[DATA IN THIS EXERCISE Boundary: Start]
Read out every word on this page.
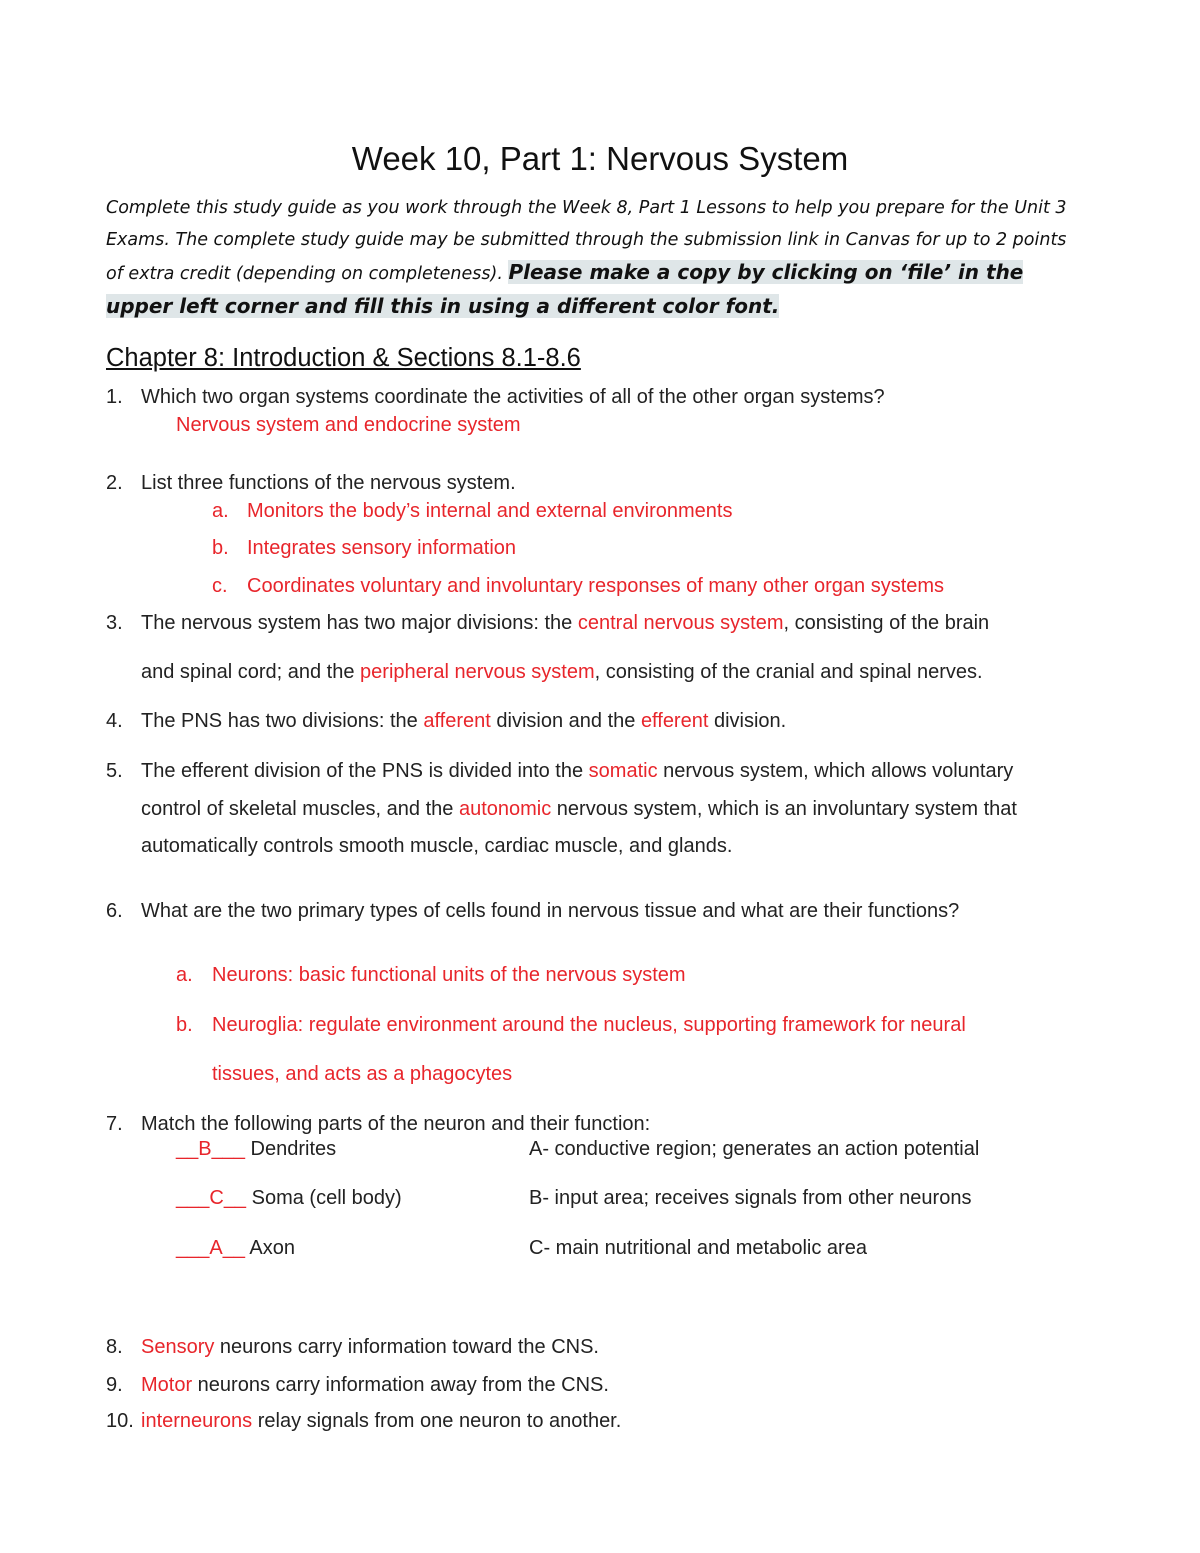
Week 10, Part 1: Nervous System
Complete this study guide as you work through the Week 8, Part 1 Lessons to help you prepare for the Unit 3 Exams. The complete study guide may be submitted through the submission link in Canvas for up to 2 points of extra credit (depending on completeness). Please make a copy by clicking on ‘file’ in the upper left corner and fill this in using a different color font.
Chapter 8: Introduction & Sections 8.1-8.6
1. Which two organ systems coordinate the activities of all of the other organ systems?
Nervous system and endocrine system
2. List three functions of the nervous system.
a. Monitors the body’s internal and external environments
b. Integrates sensory information
c. Coordinates voluntary and involuntary responses of many other organ systems
3. The nervous system has two major divisions: the central nervous system, consisting of the brain
and spinal cord; and the peripheral nervous system, consisting of the cranial and spinal nerves.
4. The PNS has two divisions: the afferent division and the efferent division.
5. The efferent division of the PNS is divided into the somatic nervous system, which allows voluntary
control of skeletal muscles, and the autonomic nervous system, which is an involuntary system that
automatically controls smooth muscle, cardiac muscle, and glands.
6. What are the two primary types of cells found in nervous tissue and what are their functions?
a. Neurons: basic functional units of the nervous system
b. Neuroglia: regulate environment around the nucleus, supporting framework for neural
tissues, and acts as a phagocytes
7. Match the following parts of the neuron and their function:
__B___ Dendrites	A- conductive region; generates an action potential
___C__ Soma (cell body)	B- input area; receives signals from other neurons
___A__ Axon	C- main nutritional and metabolic area
8. Sensory neurons carry information toward the CNS.
9. Motor neurons carry information away from the CNS.
10. interneurons relay signals from one neuron to another.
[DATA IN THIS EXERCISE Boundary: End]
▸ EXERCISE DETAILS
Please retype all of the material exactly, skipping whatever images it holds.

▸ EXPECTED ANSWER
Read out every word on this page.
Week 10, Part 1: Nervous System
Complete this study guide as you work through the Week 8, Part 1 Lessons to help you prepare for the Unit 3 Exams. The complete study guide may be submitted through the submission link in Canvas for up to 2 points of extra credit (depending on completeness). Please make a copy by clicking on ‘file’ in the upper left corner and fill this in using a different color font.
Chapter 8: Introduction & Sections 8.1-8.6
1. Which two organ systems coordinate the activities of all of the other organ systems?
Nervous system and endocrine system
2. List three functions of the nervous system.
a. Monitors the body’s internal and external environments
b. Integrates sensory information
c. Coordinates voluntary and involuntary responses of many other organ systems
3. The nervous system has two major divisions: the central nervous system, consisting of the brain
and spinal cord; and the peripheral nervous system, consisting of the cranial and spinal nerves.
4. The PNS has two divisions: the afferent division and the efferent division.
5. The efferent division of the PNS is divided into the somatic nervous system, which allows voluntary
control of skeletal muscles, and the autonomic nervous system, which is an involuntary system that
automatically controls smooth muscle, cardiac muscle, and glands.
6. What are the two primary types of cells found in nervous tissue and what are their functions?
a. Neurons: basic functional units of the nervous system
b. Neuroglia: regulate environment around the nucleus, supporting framework for neural
tissues, and acts as a phagocytes
7. Match the following parts of the neuron and their function:
__B___ Dendrites	A- conductive region; generates an action potential
___C__ Soma (cell body)	B- input area; receives signals from other neurons
___A__ Axon	C- main nutritional and metabolic area
8. Sensory neurons carry information toward the CNS.
9. Motor neurons carry information away from the CNS.
10. interneurons relay signals from one neuron to another.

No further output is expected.